### TASK REQUIREMENTS
Read the lines below. Copy out any that hold the string "this".

### SUPPLIED DATA
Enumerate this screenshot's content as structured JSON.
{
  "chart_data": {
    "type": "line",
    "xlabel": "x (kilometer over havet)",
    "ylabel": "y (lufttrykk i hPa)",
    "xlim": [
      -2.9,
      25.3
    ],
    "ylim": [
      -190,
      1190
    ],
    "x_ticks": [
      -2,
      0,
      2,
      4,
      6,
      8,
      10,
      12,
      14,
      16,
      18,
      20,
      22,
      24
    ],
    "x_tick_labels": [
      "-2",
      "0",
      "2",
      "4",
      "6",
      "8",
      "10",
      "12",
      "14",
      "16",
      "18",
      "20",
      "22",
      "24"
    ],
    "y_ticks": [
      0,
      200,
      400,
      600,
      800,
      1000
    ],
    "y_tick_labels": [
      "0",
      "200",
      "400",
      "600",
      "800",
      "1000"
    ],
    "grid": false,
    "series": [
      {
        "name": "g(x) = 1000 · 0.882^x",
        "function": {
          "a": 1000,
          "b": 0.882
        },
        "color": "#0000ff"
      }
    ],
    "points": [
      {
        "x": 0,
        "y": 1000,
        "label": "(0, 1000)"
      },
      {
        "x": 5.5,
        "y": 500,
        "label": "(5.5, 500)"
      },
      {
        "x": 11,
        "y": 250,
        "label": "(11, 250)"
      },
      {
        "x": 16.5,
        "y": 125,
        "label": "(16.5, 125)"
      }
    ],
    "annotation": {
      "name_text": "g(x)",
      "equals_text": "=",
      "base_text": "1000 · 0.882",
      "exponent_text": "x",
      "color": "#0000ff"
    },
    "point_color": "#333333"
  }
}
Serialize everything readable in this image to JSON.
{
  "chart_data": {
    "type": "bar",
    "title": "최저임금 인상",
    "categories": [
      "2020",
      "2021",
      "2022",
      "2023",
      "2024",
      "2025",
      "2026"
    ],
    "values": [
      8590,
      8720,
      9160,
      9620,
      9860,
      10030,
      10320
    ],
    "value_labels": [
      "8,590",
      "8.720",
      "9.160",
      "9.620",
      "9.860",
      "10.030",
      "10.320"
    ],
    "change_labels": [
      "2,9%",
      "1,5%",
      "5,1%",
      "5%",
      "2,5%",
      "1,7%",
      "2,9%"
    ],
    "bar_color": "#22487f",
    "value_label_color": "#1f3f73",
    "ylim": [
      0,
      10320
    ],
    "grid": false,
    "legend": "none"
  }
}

### RIGHT ANSWER
Enumerate this screenshot's content as structured JSON.
Serialize everything readable in this image to JSON.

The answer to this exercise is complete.